Excerpts from a figure dataset
• • • • •

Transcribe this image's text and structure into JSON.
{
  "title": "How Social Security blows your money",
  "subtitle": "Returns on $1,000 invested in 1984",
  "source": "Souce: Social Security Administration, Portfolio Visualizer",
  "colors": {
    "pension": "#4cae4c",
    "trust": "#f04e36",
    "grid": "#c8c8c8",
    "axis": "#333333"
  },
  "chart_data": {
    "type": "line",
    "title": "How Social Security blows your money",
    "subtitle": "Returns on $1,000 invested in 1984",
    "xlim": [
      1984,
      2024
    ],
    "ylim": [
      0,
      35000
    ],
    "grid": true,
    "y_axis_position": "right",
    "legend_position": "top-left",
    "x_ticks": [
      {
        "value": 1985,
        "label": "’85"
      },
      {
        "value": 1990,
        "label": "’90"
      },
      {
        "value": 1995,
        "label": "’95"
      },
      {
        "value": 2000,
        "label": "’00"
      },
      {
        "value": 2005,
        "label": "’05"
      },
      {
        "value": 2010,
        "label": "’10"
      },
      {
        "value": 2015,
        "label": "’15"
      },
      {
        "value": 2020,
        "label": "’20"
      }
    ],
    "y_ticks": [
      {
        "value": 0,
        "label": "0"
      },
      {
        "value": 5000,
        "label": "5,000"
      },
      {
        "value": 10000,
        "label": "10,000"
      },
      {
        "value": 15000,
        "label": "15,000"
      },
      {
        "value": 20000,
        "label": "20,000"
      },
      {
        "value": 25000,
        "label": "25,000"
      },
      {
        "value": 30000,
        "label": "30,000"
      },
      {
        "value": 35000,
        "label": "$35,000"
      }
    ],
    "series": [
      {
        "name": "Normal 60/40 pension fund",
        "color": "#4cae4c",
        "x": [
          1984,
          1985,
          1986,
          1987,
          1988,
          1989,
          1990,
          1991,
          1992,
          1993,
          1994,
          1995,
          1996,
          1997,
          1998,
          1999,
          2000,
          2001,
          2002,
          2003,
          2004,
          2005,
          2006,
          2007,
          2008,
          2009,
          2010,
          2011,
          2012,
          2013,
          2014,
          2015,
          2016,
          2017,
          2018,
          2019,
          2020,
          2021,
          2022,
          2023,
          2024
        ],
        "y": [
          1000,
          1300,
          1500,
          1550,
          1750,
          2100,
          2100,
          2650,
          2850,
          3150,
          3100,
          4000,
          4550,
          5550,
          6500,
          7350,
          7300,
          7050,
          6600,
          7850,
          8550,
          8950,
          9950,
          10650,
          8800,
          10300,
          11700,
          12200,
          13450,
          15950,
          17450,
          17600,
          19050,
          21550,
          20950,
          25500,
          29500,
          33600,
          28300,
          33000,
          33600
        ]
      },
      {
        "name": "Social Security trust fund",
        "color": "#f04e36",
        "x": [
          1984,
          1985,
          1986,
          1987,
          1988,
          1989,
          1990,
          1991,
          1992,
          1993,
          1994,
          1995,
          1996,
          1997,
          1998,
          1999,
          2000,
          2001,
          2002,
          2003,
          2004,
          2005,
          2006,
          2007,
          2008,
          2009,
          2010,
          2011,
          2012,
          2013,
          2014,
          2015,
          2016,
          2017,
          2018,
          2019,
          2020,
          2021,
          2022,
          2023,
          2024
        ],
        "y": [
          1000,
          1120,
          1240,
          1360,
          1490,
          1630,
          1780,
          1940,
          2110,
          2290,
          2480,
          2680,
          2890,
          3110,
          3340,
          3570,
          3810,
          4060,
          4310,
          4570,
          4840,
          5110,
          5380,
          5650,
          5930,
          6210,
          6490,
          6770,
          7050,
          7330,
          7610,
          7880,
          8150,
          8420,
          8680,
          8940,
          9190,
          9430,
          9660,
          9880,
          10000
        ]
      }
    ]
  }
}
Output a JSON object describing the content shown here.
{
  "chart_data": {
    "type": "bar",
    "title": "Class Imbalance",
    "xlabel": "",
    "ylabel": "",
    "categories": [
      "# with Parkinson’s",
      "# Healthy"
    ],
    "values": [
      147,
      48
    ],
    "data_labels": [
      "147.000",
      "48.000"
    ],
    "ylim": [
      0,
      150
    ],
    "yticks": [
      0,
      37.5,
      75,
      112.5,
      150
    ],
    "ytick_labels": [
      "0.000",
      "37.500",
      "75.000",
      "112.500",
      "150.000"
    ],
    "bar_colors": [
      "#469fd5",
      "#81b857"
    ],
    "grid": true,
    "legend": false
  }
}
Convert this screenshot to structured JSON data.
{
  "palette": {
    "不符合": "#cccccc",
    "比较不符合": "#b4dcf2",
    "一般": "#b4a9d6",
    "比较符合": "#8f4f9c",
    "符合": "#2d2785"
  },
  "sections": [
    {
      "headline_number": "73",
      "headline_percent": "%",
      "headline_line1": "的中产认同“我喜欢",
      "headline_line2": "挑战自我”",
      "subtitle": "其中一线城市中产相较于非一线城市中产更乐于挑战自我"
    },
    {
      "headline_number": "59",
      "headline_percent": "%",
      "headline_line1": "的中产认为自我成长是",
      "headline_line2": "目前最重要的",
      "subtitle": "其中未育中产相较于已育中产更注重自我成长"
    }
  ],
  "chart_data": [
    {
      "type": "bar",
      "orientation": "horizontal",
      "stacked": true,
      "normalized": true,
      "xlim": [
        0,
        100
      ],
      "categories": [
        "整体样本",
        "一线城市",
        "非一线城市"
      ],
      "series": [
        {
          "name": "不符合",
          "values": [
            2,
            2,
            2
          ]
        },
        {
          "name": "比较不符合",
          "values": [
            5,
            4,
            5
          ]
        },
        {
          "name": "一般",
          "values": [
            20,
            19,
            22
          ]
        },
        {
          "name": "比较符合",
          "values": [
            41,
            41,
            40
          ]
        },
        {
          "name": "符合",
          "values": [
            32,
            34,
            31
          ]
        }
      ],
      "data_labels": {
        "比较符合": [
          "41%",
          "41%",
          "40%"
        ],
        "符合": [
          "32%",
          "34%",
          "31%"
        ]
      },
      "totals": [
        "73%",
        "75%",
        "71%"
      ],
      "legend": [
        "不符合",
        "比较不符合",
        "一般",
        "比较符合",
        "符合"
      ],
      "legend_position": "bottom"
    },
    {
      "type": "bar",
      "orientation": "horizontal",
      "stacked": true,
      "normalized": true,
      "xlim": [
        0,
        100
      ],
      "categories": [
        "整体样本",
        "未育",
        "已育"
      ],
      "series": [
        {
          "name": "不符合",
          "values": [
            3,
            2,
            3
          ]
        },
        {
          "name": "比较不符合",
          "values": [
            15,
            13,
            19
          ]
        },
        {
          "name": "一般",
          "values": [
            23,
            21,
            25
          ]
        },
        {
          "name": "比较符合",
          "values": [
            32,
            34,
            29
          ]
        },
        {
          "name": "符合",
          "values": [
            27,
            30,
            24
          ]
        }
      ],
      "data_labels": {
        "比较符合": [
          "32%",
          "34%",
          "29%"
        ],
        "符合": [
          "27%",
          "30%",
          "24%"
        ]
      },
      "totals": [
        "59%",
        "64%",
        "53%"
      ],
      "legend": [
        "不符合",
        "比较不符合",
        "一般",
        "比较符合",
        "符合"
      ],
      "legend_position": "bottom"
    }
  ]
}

• • • • •

Go through the lines above. Select every one that has the string "this".

**FINAL RESULT**
Transcribe this image's text and structure into JSON.
Convert this screenshot to structured JSON data.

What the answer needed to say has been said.